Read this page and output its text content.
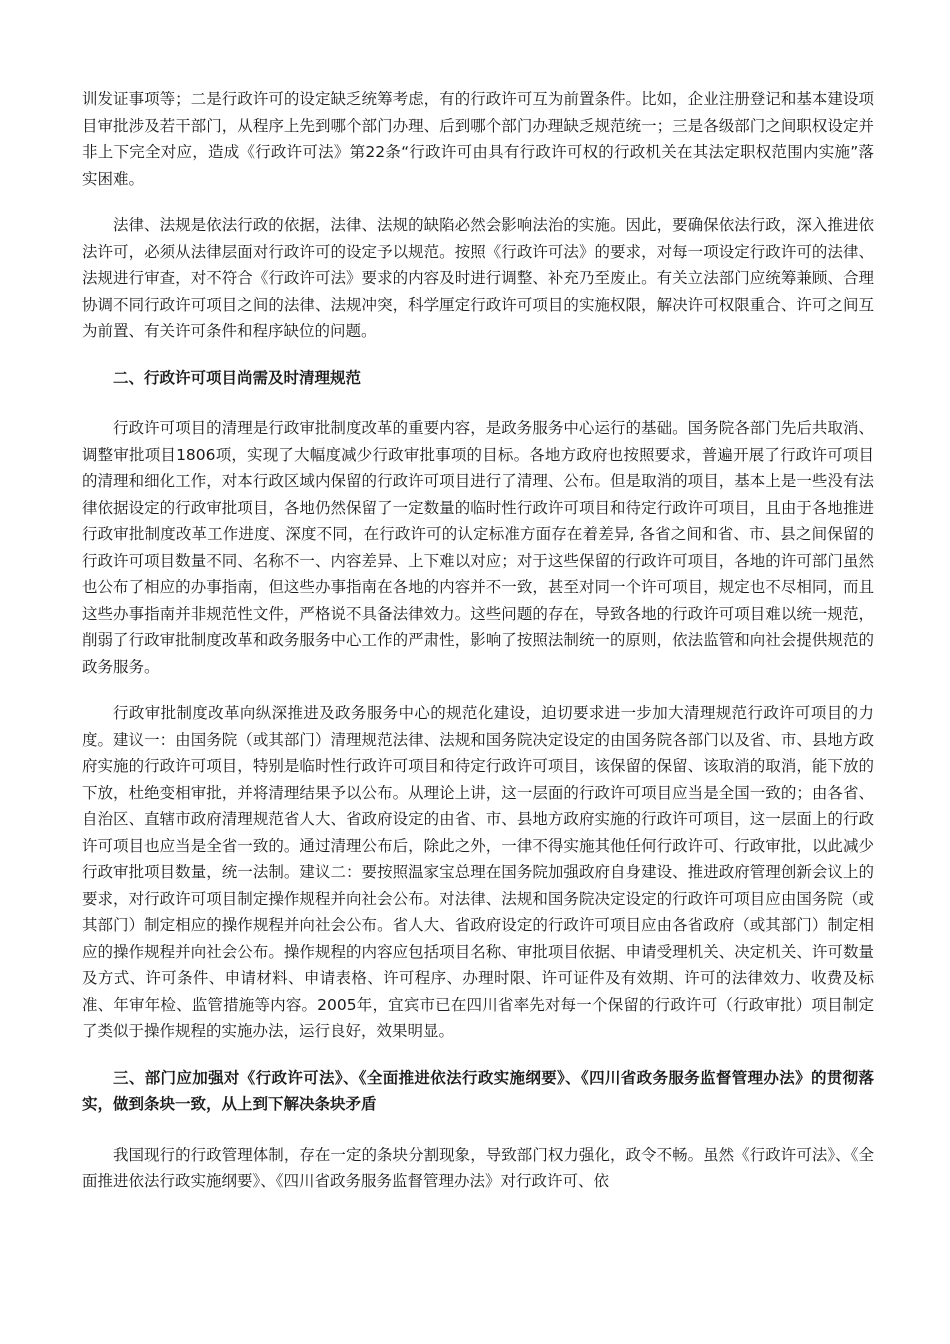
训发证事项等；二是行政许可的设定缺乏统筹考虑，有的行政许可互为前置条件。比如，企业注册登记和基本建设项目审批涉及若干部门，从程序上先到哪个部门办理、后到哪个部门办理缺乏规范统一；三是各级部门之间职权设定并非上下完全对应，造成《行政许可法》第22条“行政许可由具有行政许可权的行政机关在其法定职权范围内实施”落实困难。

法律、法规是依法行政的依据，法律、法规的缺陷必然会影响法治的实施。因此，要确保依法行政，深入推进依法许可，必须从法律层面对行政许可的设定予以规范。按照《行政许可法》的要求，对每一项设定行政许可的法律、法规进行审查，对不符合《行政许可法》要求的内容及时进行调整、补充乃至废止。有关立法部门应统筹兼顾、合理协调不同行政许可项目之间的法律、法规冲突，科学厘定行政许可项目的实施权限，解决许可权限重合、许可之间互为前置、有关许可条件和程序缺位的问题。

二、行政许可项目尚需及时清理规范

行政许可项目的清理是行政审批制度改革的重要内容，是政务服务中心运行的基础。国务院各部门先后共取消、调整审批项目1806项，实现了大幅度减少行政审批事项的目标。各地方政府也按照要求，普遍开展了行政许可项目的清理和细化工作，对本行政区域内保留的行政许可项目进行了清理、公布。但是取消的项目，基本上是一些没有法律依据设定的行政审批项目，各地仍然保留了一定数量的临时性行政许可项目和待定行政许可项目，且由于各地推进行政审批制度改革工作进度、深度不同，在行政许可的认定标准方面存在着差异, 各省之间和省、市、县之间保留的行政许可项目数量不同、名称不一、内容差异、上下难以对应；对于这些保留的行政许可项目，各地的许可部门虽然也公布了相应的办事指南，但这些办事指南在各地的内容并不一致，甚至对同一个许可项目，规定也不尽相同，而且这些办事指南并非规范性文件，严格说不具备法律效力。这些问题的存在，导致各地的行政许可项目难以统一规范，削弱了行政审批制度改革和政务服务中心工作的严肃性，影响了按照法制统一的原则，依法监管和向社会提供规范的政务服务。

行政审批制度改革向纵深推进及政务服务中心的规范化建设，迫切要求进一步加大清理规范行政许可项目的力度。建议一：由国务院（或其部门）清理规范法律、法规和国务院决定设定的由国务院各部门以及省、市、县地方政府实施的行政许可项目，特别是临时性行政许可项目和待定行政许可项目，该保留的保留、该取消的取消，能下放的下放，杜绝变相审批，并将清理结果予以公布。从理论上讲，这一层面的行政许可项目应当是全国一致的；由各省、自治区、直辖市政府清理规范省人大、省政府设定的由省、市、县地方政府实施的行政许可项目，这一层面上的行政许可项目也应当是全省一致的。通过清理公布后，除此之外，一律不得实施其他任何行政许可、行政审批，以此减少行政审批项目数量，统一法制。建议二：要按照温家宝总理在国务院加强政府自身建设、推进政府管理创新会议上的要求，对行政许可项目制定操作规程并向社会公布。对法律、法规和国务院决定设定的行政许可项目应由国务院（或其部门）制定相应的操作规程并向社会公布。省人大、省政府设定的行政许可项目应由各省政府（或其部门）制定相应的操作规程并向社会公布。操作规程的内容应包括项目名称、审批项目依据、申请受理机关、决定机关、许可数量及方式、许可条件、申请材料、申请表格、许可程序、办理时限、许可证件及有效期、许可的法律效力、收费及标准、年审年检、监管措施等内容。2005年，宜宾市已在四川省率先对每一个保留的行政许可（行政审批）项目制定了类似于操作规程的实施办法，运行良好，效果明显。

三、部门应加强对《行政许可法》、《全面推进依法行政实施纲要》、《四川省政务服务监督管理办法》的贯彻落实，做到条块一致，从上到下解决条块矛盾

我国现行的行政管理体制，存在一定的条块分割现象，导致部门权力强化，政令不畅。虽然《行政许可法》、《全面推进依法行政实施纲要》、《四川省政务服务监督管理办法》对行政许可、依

--

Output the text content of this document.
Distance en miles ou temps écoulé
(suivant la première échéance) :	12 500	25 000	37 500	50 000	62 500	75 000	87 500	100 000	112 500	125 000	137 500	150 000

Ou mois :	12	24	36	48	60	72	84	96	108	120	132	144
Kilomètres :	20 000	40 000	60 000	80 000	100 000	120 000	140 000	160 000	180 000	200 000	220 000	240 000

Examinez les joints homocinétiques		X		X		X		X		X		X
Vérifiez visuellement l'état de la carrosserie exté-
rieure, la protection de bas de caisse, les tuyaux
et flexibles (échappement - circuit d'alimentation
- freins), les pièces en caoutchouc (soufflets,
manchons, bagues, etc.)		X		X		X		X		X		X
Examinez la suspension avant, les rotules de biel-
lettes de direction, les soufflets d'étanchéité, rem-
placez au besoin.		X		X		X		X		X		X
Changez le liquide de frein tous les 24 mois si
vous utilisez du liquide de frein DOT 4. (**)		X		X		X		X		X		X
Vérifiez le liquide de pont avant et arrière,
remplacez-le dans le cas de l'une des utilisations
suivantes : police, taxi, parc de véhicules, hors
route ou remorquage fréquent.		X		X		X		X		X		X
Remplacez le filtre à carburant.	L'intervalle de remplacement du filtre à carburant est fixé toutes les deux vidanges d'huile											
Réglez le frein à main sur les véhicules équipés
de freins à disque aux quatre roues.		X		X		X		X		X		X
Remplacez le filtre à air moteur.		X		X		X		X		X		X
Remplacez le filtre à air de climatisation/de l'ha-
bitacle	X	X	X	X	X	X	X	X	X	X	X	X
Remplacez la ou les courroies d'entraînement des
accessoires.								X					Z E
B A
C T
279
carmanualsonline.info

* * *

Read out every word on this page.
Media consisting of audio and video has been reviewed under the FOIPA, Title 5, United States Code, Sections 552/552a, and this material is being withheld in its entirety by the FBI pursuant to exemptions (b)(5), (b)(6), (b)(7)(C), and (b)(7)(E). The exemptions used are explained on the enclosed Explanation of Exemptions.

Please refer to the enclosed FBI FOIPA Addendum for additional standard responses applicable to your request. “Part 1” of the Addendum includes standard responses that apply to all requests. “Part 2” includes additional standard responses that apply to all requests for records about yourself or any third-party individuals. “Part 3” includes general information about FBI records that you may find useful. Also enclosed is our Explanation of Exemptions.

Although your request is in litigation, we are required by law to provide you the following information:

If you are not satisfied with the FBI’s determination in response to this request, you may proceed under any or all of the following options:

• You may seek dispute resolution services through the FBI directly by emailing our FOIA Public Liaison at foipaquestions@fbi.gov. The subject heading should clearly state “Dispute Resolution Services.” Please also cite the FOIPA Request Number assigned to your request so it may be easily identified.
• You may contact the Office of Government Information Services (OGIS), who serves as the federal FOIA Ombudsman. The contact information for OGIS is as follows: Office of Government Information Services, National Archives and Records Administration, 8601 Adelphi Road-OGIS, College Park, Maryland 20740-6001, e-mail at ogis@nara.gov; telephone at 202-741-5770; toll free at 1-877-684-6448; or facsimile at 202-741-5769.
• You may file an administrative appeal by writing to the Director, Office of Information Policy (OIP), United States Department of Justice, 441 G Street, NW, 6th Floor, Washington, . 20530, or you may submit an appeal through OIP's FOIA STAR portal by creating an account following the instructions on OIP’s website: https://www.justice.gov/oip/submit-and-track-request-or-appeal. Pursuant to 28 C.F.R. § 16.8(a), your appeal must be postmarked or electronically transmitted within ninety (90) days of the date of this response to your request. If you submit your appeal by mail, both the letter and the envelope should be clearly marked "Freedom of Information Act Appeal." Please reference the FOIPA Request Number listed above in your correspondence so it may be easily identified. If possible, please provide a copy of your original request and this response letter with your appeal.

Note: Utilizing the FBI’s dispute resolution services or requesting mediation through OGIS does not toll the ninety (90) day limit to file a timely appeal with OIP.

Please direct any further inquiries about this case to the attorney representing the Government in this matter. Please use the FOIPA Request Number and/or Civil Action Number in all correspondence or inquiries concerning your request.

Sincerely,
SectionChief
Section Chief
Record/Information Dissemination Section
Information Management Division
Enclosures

◆ To be done ◆
Check each line of the records for the string "liquide" and state how many lines contain it. Give only the number.

◆ Problem solution ◆
3